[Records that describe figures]
※ ※ ※

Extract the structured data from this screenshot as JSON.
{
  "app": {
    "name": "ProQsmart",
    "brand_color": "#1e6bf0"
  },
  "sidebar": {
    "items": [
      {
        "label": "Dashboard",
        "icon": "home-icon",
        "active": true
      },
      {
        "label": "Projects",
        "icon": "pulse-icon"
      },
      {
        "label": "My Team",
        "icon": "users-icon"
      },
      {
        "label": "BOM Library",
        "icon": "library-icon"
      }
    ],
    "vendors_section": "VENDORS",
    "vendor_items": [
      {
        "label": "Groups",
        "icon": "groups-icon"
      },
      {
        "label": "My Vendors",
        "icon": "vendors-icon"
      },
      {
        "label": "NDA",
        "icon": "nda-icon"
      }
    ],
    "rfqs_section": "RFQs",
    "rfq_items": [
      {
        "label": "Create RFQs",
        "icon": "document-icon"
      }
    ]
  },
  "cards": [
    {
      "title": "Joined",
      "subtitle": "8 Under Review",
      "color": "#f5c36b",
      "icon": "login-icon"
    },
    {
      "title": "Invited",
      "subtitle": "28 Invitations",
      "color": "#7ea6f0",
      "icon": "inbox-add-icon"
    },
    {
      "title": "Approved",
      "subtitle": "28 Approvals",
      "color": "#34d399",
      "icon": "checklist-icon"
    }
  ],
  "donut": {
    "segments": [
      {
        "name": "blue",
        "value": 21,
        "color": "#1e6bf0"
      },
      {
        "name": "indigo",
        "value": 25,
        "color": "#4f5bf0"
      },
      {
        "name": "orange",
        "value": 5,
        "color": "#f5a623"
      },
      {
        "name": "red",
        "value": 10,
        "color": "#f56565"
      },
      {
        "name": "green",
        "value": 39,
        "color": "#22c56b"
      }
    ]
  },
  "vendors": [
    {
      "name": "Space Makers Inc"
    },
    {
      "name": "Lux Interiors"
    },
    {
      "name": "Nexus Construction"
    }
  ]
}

※ ※ ※

**PROBLEM**
The data above must be returned in full, exactly as written.

**TASK SOLUTION**
Extract the structured data from this screenshot as JSON.
{
  "app": {
    "name": "ProQsmart",
    "brand_color": "#1e6bf0"
  },
  "sidebar": {
    "items": [
      {
        "label": "Dashboard",
        "icon": "home-icon",
        "active": true
      },
      {
        "label": "Projects",
        "icon": "pulse-icon"
      },
      {
        "label": "My Team",
        "icon": "users-icon"
      },
      {
        "label": "BOM Library",
        "icon": "library-icon"
      }
    ],
    "vendors_section": "VENDORS",
    "vendor_items": [
      {
        "label": "Groups",
        "icon": "groups-icon"
      },
      {
        "label": "My Vendors",
        "icon": "vendors-icon"
      },
      {
        "label": "NDA",
        "icon": "nda-icon"
      }
    ],
    "rfqs_section": "RFQs",
    "rfq_items": [
      {
        "label": "Create RFQs",
        "icon": "document-icon"
      }
    ]
  },
  "cards": [
    {
      "title": "Joined",
      "subtitle": "8 Under Review",
      "color": "#f5c36b",
      "icon": "login-icon"
    },
    {
      "title": "Invited",
      "subtitle": "28 Invitations",
      "color": "#7ea6f0",
      "icon": "inbox-add-icon"
    },
    {
      "title": "Approved",
      "subtitle": "28 Approvals",
      "color": "#34d399",
      "icon": "checklist-icon"
    }
  ],
  "donut": {
    "segments": [
      {
        "name": "blue",
        "value": 21,
        "color": "#1e6bf0"
      },
      {
        "name": "indigo",
        "value": 25,
        "color": "#4f5bf0"
      },
      {
        "name": "orange",
        "value": 5,
        "color": "#f5a623"
      },
      {
        "name": "red",
        "value": 10,
        "color": "#f56565"
      },
      {
        "name": "green",
        "value": 39,
        "color": "#22c56b"
      }
    ]
  },
  "vendors": [
    {
      "name": "Space Makers Inc"
    },
    {
      "name": "Lux Interiors"
    },
    {
      "name": "Nexus Construction"
    }
  ]
}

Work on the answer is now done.